_Texto para ler_
————
Ai de nós se não fosse a música

Eu estava na fila do banco quando ouvi uma mãe pedir a filha para abaixar o volume do celular. A menina virou os olhos e disse para a mãe num tom severo: “Oxi, tu queres que eu abaixe o volume para quê? De jeito nenhum. Ai de mim se não fosse a música”. Sorri silenciosamente por dentro enquanto tirava poesia da situação.

O sotaque revelava que não eram daqui, no entanto, independentemente de onde vieram, tenho o mesmo hábito que aquela moça. Coloco a música no último para sentir a vibração, e sempre escuto: “Abaixe esse volume se não vai ficar surdo”. Finjo que abaixo, mas é mentira.

Tenho a necessidade de sentir os instrumentos vibrando e sentir a emoção de quem está cantando. Tenho vontade de entrar no ritmo da canção, na maioria das vezes, entro, e me arrepio com a mensagem. Gosto da intensidade da música a ponto de me sentir um instrumento enquanto ouço. Quando estou triste, quero músicas melancólicas. Quando estou alegre, quero músicas que me motive a continuar alegre. Sou extremamente intenso e não evito nada, tampouco a solidão.

“Eu não sei o que o meu corpo abriga/ nestas noites quentes de verão/ e nem me importa que mil raios partam/ qualquer sentido vago de razão/ Eu ando tão down…” Cazuza era mestre em usar metáforas para se justificar. Possuía uma perspicácia porque cantava o que vivia.

Neste exato momento em que escrevo, estou ouvindo uma canção de Laura Pausini a qual relata um alguém que descobre em meios aos escombros de viver o verdadeiro sentido da vida. “O que é a solidão?/ O que é?/ Tenho vontade de decidir isso/ por mim…” A letra fala ainda como é descobrir o processo de fazer companhia para si mesmo.

Ando ouvindo também aquela canção: “Hoje saio da noite vazia,/ numa boêmia sem razão de ser./ Da rotina dos bares,/ que apesar dos pesares,/ me trazem você./ E por falar em paixão/ da razão de viver,/ você bem que podia me aparecer/ Nesses mesmos lugares,/ na noite nos bares,/ onde anda você./ E por falar em saudade/ onde anda você…” Ah, quando essa canção toca me dá vontade de arrastar os móveis e dançar lentamente. Vinicius de Moraes cantava a simplicidade, a leveza e não é à toa que segue vivo na nossa memória.

Quase interrompi aquela garota para dizer: ai de mim não, colega, ai de nós. Ai de nós se não fosse a música para alimentar a alma dos exaustos. Para alimentar a nossa sede e acalmar o espírito de quem vive na intensidade das coisas. Ai de nós se não fossem as canções que chegam na hora exata para iluminar as noites antes de pegar no sono.

Ai de nós se não fosse as canções que nos fazem sentir saudade de um amor que já nos aconteceu ou de uma lembrança da infância. Ai de nós se não fossem as músicas para preencher os nossos dias, as nossas madrugadas, as nossas fantasias. Ai de nós se não fosse a música diante da raiva, diante das brigas.

Ai de nós se não fosse a música. Ai de nós.
————
_Dados fornecidos_
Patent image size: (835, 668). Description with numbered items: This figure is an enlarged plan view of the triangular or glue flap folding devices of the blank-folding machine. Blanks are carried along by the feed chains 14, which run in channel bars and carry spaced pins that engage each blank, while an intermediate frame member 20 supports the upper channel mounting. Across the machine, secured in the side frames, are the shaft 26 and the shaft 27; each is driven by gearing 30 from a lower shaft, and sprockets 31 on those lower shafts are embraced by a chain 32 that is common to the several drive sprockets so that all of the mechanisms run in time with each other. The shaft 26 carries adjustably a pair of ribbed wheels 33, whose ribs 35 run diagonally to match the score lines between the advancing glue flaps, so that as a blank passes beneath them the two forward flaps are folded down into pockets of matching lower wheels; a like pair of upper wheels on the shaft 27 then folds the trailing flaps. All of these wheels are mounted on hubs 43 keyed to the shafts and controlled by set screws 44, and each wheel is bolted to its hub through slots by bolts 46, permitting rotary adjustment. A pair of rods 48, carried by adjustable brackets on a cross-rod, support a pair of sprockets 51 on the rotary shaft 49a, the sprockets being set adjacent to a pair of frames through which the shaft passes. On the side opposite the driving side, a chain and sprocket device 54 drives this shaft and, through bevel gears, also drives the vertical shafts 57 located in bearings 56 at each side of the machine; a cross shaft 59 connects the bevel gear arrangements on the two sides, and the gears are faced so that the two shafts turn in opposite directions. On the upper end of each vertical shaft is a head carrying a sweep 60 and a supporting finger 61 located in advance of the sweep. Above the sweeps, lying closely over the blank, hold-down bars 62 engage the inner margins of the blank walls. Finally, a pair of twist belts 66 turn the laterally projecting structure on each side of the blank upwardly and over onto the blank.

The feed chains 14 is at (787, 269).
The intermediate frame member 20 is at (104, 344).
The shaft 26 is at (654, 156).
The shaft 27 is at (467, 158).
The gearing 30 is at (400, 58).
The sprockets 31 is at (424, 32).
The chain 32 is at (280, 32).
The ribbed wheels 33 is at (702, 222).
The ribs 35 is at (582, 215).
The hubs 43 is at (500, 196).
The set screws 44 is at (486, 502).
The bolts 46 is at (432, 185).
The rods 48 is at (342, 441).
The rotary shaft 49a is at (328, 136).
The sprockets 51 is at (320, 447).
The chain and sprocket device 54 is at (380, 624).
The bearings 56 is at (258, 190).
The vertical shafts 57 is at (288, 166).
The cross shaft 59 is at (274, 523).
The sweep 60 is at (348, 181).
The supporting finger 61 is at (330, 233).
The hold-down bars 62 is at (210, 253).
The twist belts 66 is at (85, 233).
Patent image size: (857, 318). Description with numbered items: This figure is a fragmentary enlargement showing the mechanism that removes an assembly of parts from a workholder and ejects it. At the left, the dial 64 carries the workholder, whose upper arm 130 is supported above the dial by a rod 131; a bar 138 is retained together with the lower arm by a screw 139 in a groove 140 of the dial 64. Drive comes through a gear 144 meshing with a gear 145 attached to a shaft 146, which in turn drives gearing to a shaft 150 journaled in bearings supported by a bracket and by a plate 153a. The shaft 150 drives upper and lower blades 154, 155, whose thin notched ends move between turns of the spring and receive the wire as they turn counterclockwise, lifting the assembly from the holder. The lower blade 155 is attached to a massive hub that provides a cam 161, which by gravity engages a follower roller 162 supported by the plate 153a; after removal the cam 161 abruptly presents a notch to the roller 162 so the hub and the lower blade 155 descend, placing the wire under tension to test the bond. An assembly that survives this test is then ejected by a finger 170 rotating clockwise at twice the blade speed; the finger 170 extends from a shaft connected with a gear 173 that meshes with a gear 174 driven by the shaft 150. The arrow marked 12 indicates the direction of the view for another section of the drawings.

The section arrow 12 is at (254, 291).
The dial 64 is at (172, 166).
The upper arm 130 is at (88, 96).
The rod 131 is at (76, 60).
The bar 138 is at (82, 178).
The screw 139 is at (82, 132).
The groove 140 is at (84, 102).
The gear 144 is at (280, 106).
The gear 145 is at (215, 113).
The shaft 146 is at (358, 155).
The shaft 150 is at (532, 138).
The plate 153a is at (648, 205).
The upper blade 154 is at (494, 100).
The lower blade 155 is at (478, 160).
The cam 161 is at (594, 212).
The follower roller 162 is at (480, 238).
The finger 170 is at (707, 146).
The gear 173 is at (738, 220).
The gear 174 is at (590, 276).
————
_O que fazer_
Repita, sem mudar nada, o trecho da crônica sobre a música que começa nas palavras com "Ando ouvindo também" e termina em "na nossa memória.". Os registros não servem para nada nesta atividade.

_Resposta_
Ando ouvindo também aquela canção: “Hoje saio da noite vazia,/ numa boêmia sem razão de ser./ Da rotina dos bares,/ que apesar dos pesares,/ me trazem você./ E por falar em paixão/ da razão de viver,/ você bem que podia me aparecer/ Nesses mesmos lugares,/ na noite nos bares,/ onde anda você./ E por falar em saudade/ onde anda você…” Ah, quando essa canção toca me dá vontade de arrastar os móveis e dançar lentamente. Vinicius de Moraes cantava a simplicidade, a leveza e não é à toa que segue vivo na nossa memória.